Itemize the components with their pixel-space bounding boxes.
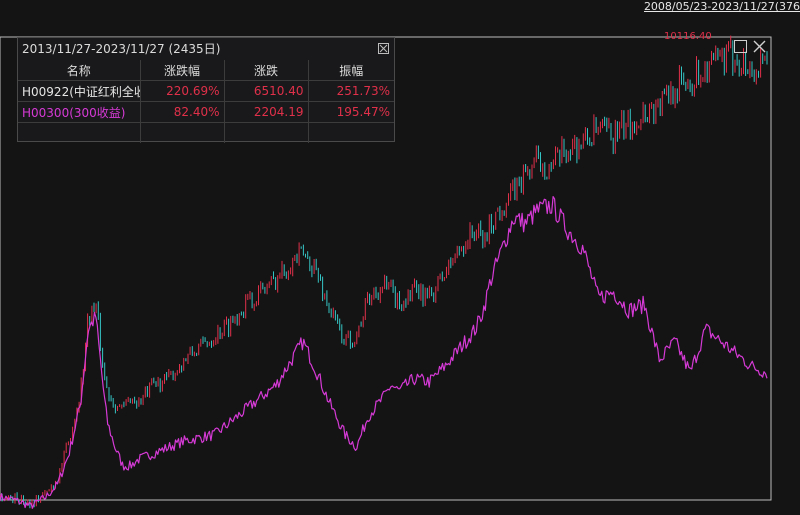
close-icon[interactable] [753,40,766,53]
row-pct: 82.40% [140,101,225,123]
table-row[interactable]: H00300(300收益) 82.40% 2204.19 195.47% [18,101,394,123]
info-table: 名称 涨跌幅 涨跌 振幅 H00922(中证红利全收 220.69% 6510.… [18,60,394,143]
table-header-row: 名称 涨跌幅 涨跌 振幅 [18,60,394,81]
row-pct: 220.69% [140,80,225,102]
panel-title: 2013/11/27-2023/11/27 (2435日) [22,42,221,56]
row-name: H00922(中证红利全收 [18,80,141,102]
row-amp: 251.73% [308,80,394,102]
series-h00300-line [0,196,768,509]
panel-close-icon[interactable] [378,43,389,54]
row-name: H00300(300收益) [18,101,141,123]
date-range-label[interactable]: 2008/05/23-2023/11/27(376 [643,0,800,13]
max-value-label: 10116.40 [664,31,712,42]
col-name-header: 名称 [18,60,141,81]
info-panel: 2013/11/27-2023/11/27 (2435日) 名称 涨跌幅 涨跌 … [17,37,395,143]
row-chg: 2204.19 [224,101,309,123]
table-row[interactable]: H00922(中证红利全收 220.69% 6510.40 251.73% [18,80,394,102]
col-chg-header: 涨跌 [224,60,309,81]
row-chg: 6510.40 [224,80,309,102]
col-pct-header: 涨跌幅 [140,60,225,81]
table-row-empty [18,122,394,143]
col-amp-header: 振幅 [339,63,364,78]
series-h00922 [0,35,768,509]
maximize-icon[interactable] [734,40,747,53]
row-amp: 195.47% [308,101,394,123]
#####
▸ **Required task**: Retype the lines above exactly as they appear, starting at the line that contains "close-icon[interactable] [753,40,766,53]" and ending at the line that contains "row-name: H00922(中证红利全收 [18,80,141,102]", with both of those lines included.

▸ **Result of this task**:
close-icon[interactable] [753,40,766,53]
row-pct: 82.40% [140,101,225,123]
table-row[interactable]: H00300(300收益) 82.40% 2204.19 195.47% [18,101,394,123]
info-table: 名称 涨跌幅 涨跌 振幅 H00922(中证红利全收 220.69% 6510.… [18,60,394,143]
table-header-row: 名称 涨跌幅 涨跌 振幅 [18,60,394,81]
row-pct: 220.69% [140,80,225,102]
panel-title: 2013/11/27-2023/11/27 (2435日) [22,42,221,56]
row-name: H00922(中证红利全收 [18,80,141,102]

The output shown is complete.